List each line of the data that holds the string "Orto", please.

## Start

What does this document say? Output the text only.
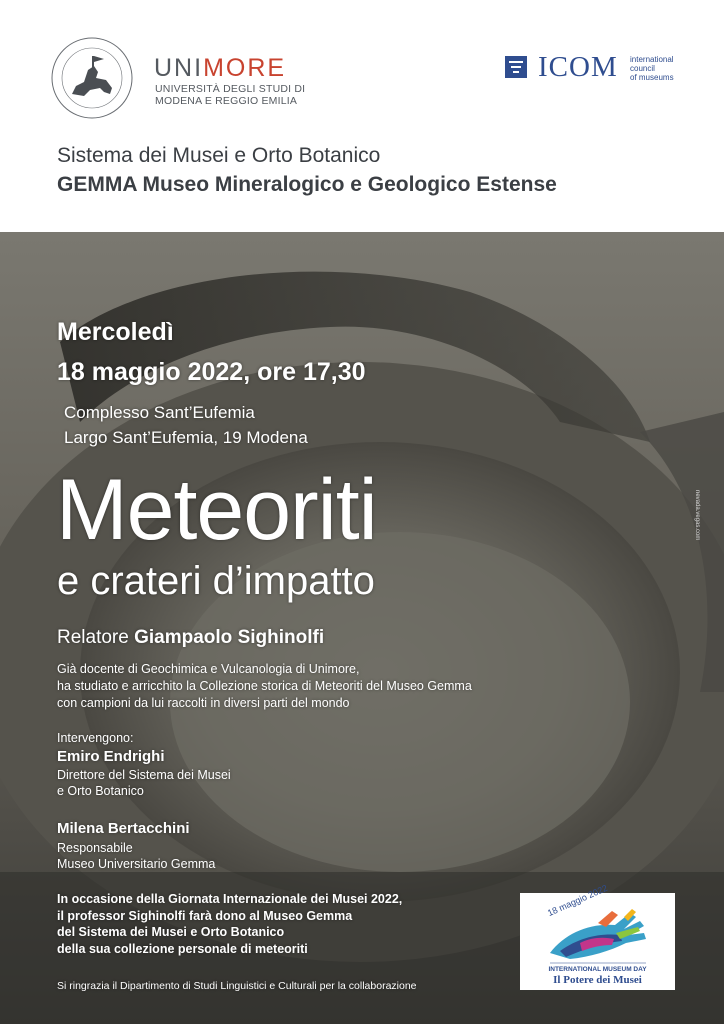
UNIMORE
UNIVERSITÀ DEGLI STUDI DI
MODENA E REGGIO EMILIA
ICOM international
council
of museums
Sistema dei Musei e Orto Botanico
GEMMA Museo Mineralogico e Geologico Estense
nevada.vegas.com
Mercoledì
18 maggio 2022, ore 17,30
Complesso Sant’Eufemia
Largo Sant’Eufemia, 19 Modena
Meteoriti
e crateri d’impatto
Relatore Giampaolo Sighinolfi
Già docente di Geochimica e Vulcanologia di Unimore,
ha studiato e arricchito la Collezione storica di Meteoriti del Museo Gemma
con campioni da lui raccolti in diversi parti del mondo
Intervengono:
Emiro Endrighi
Direttore del Sistema dei Musei
e Orto Botanico
Milena Bertacchini
Responsabile
Museo Universitario Gemma
In occasione della Giornata Internazionale dei Musei 2022,
il professor Sighinolfi farà dono al Museo Gemma
del Sistema dei Musei e Orto Botanico
della sua collezione personale di meteoriti
Si ringrazia il Dipartimento di Studi Linguistici e Culturali per la collaborazione
18 maggio 2022
INTERNATIONAL MUSEUM DAY
Il Potere dei Musei
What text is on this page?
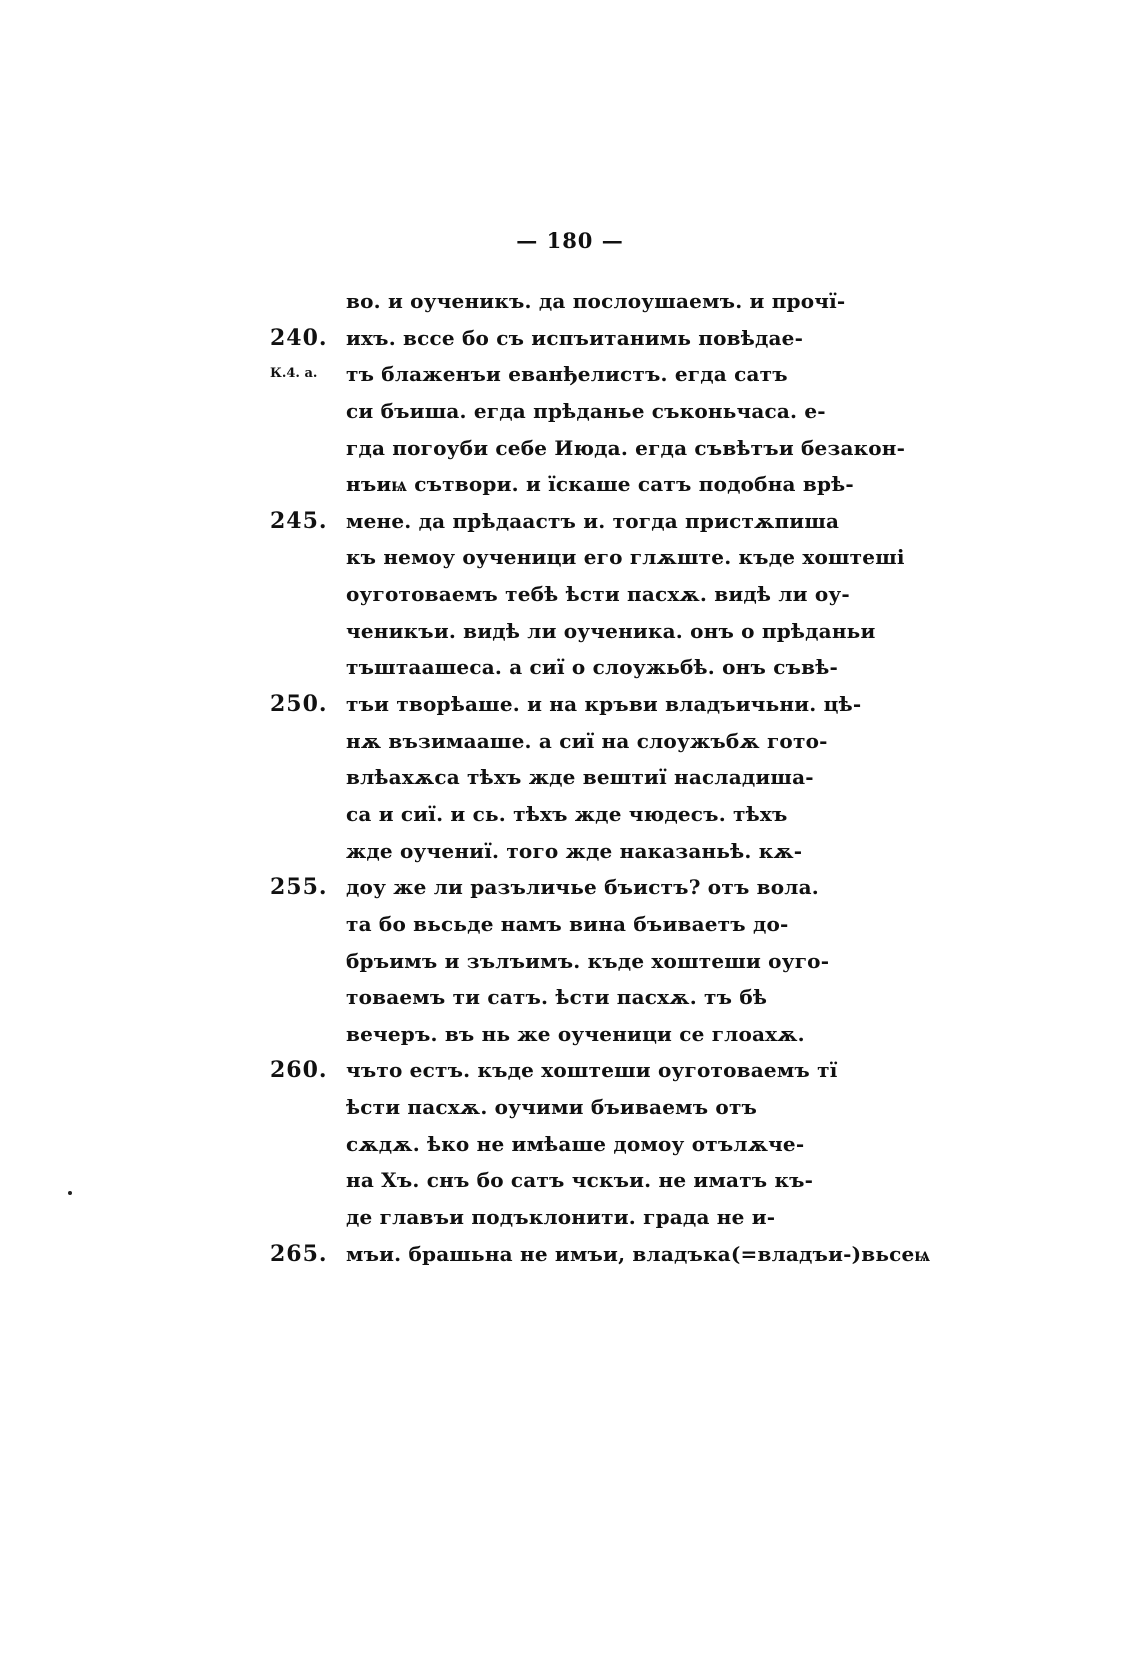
— 180 —
во. и оученикъ. да послоушаемъ. и прочї-
240. ихъ. всcе бо съ испъитанимь повѣдае-
К.4. а. тъ блаженъи еванђелистъ. егда сатъ
си бъиша. егда прѣданье съконьчаса. е-
гда погоуби себе Июда. егда съвѣтъи безакон-
нъиѩ сътвори. и їскаше сатъ подобна врѣ-
245. мене. да прѣдаастъ и. тогда пристѫпиша
къ немоу оученици его глѫште. къде хоштеші
оуготоваемъ тебѣ ѣсти пасхѫ. видѣ ли оу-
ченикъи. видѣ ли оученика. онъ о прѣданьи
тъштаашеса. а сиї о слоужьбѣ. онъ съвѣ-
250. тъи творѣаше. и на кръви владъичьни. цѣ-
нѫ възимааше. а сиї на слоужъбѫ гото-
влѣахѫса тѣхъ жде вештиї насладиша-
са и сиї. и сь. тѣхъ жде чюдесъ. тѣхъ
жде оучениї. того жде наказаньѣ. кѫ-
255. доу же ли разъличье бъистъ? отъ вола.
та бо вьсьде намъ вина бъиваетъ до-
бръимъ и зълъимъ. къде хоштеши оуго-
товаемъ ти сатъ. ѣсти пасхѫ. тъ бѣ
вечеръ. въ нь же оученици се глоахѫ.
260. чъто естъ. къде хоштеши оуготоваемъ тї
ѣсти пасхѫ. оучими бъиваемъ отъ
сѫдѫ. ѣко не имѣаше домоу отълѫче-
на Хъ. снъ бо сатъ чскъи. не иматъ къ-
де главъи подъклонити. града не и-
265. мъи. брашьна не имъи, владъка(=владъи-)вьсеѩ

## End

TASK SOLUTION ::
Sistema dei Musei e Orto Botanico
e Orto Botanico
del Sistema dei Musei e Orto Botanico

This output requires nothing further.